(Dataset records)
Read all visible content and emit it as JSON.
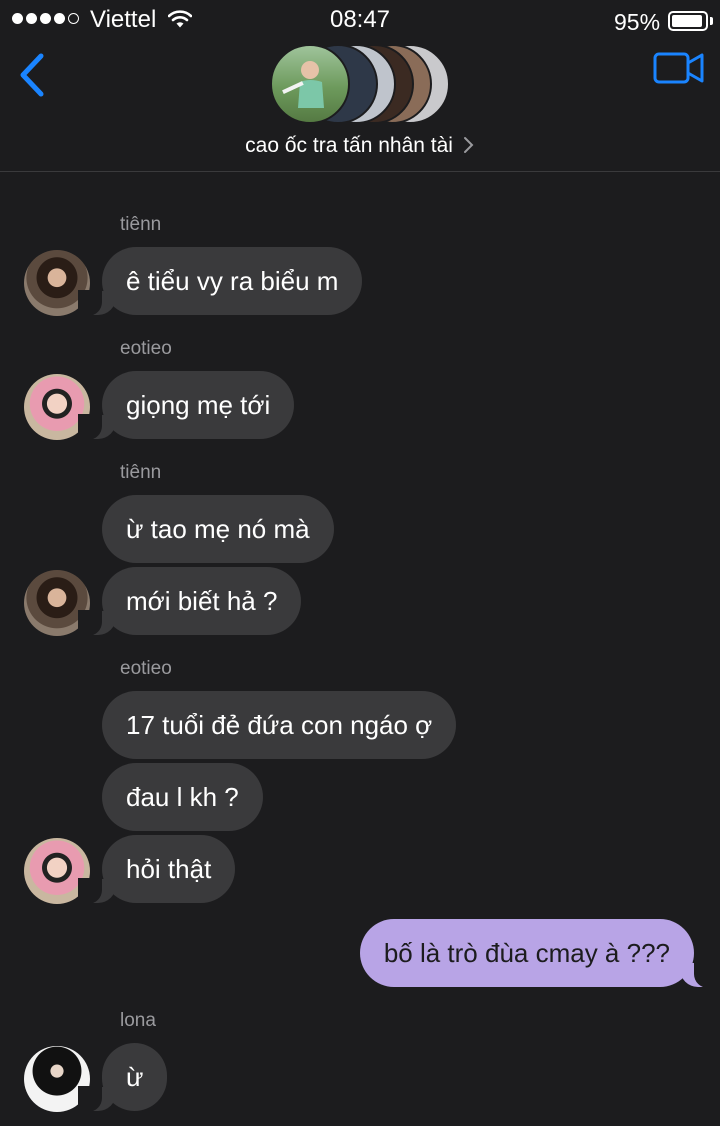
{
  "status_bar": {
    "carrier": "Viettel",
    "time": "08:47",
    "battery_percent": "95%",
    "battery_level": 0.95,
    "signal_bars_filled": 4,
    "signal_bars_total": 5
  },
  "header": {
    "back_icon": "chevron-left-icon",
    "video_icon": "video-camera-icon",
    "group_name": "cao ốc tra tấn nhân tài",
    "title_chevron": "chevron-right-icon",
    "accent_color": "#1a84ff"
  },
  "colors": {
    "background": "#1c1c1e",
    "incoming_bubble": "#3a3a3c",
    "outgoing_bubble": "#b8a4e6",
    "sender_name": "#9a9a9e"
  },
  "messages": [
    {
      "sender": "tiênn",
      "text": "ê tiểu vy ra biểu m"
    },
    {
      "sender": "eotieo",
      "text": "giọng mẹ tới"
    },
    {
      "sender": "tiênn",
      "text": "ừ tao mẹ nó mà"
    },
    {
      "sender": "tiênn",
      "text": "mới biết hả ?"
    },
    {
      "sender": "eotieo",
      "text": "17 tuổi đẻ đứa con ngáo ợ"
    },
    {
      "sender": "eotieo",
      "text": "đau l kh ?"
    },
    {
      "sender": "eotieo",
      "text": "hỏi thật"
    },
    {
      "sender": "me",
      "text": "bố là trò đùa cmay à ???"
    },
    {
      "sender": "lona",
      "text": "ừ"
    }
  ]
}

EXERCISE TASK: Set down the records in full and exactly. Do not carry over any image.

RESPONSE:
Read all visible content and emit it as JSON.
{
  "status_bar": {
    "carrier": "Viettel",
    "time": "08:47",
    "battery_percent": "95%",
    "battery_level": 0.95,
    "signal_bars_filled": 4,
    "signal_bars_total": 5
  },
  "header": {
    "back_icon": "chevron-left-icon",
    "video_icon": "video-camera-icon",
    "group_name": "cao ốc tra tấn nhân tài",
    "title_chevron": "chevron-right-icon",
    "accent_color": "#1a84ff"
  },
  "colors": {
    "background": "#1c1c1e",
    "incoming_bubble": "#3a3a3c",
    "outgoing_bubble": "#b8a4e6",
    "sender_name": "#9a9a9e"
  },
  "messages": [
    {
      "sender": "tiênn",
      "text": "ê tiểu vy ra biểu m"
    },
    {
      "sender": "eotieo",
      "text": "giọng mẹ tới"
    },
    {
      "sender": "tiênn",
      "text": "ừ tao mẹ nó mà"
    },
    {
      "sender": "tiênn",
      "text": "mới biết hả ?"
    },
    {
      "sender": "eotieo",
      "text": "17 tuổi đẻ đứa con ngáo ợ"
    },
    {
      "sender": "eotieo",
      "text": "đau l kh ?"
    },
    {
      "sender": "eotieo",
      "text": "hỏi thật"
    },
    {
      "sender": "me",
      "text": "bố là trò đùa cmay à ???"
    },
    {
      "sender": "lona",
      "text": "ừ"
    }
  ]
}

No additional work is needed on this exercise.